**Given exercise**
Select lines where the word "structure" appears.

[BEGIN Entries supplied]

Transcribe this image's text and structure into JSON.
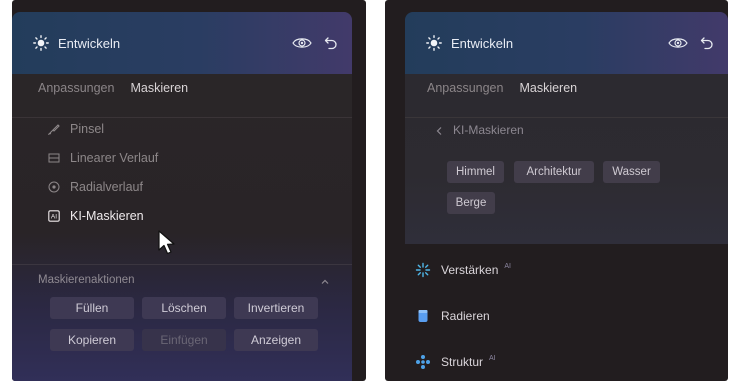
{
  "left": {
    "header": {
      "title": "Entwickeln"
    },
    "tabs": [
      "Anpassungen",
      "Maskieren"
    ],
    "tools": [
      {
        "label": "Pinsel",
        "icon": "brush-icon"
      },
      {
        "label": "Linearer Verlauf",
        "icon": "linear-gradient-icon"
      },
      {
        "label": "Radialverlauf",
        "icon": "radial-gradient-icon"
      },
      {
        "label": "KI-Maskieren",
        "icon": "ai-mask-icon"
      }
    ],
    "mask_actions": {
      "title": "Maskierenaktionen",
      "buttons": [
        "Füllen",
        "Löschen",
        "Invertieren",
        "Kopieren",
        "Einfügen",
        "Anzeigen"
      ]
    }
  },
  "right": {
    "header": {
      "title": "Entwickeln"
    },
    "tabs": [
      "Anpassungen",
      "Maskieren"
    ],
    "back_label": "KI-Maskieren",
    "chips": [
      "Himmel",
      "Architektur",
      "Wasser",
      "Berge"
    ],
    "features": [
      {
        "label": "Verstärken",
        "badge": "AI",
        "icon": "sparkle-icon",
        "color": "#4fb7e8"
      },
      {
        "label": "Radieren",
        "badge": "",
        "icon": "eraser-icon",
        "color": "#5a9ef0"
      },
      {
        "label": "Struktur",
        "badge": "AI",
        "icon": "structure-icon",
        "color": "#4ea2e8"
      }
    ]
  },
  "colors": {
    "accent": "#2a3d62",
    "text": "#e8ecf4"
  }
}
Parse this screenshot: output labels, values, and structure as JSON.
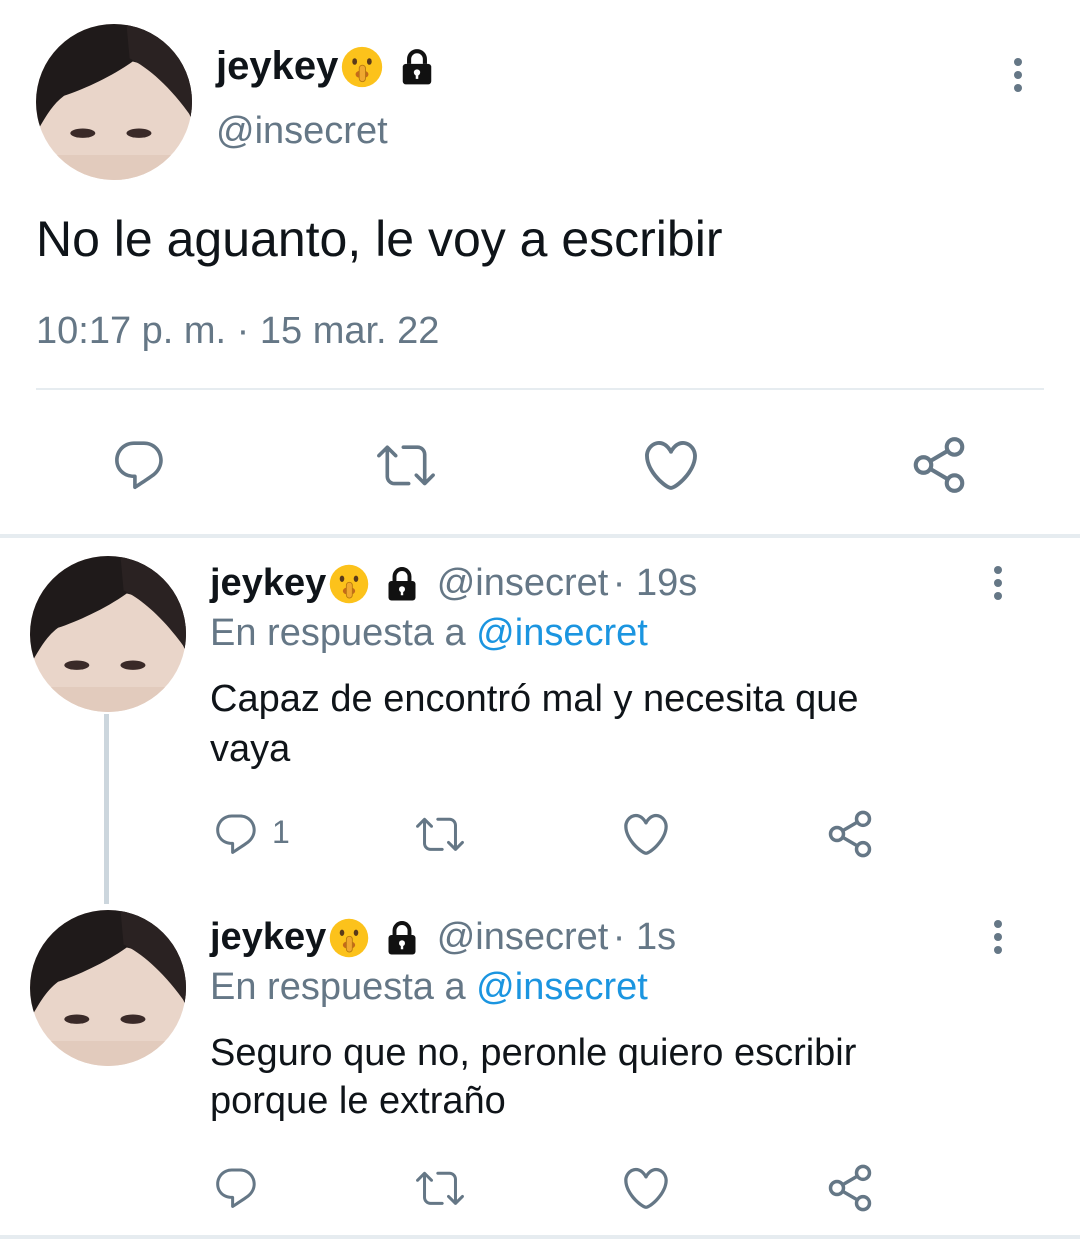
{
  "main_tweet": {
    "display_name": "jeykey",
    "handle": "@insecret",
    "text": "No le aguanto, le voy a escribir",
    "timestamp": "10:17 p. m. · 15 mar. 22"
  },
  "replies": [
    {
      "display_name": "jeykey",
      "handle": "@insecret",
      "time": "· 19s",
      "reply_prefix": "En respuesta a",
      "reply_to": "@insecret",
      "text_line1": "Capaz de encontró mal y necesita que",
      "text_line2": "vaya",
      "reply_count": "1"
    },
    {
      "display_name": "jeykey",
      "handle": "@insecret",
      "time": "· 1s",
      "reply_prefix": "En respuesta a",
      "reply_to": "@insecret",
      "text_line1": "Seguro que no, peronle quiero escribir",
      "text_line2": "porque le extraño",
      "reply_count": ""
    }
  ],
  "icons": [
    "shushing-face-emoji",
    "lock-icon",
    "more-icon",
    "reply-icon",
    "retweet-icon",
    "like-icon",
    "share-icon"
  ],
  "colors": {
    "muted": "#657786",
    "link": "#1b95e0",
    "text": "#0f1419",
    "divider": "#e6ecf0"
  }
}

[END Entries supplied]

**Expected answer**
Transcribe this image's text and structure into JSON.
        "icon": "structure-icon",
Parse this screenshot: output labels, values, and structure as JSON.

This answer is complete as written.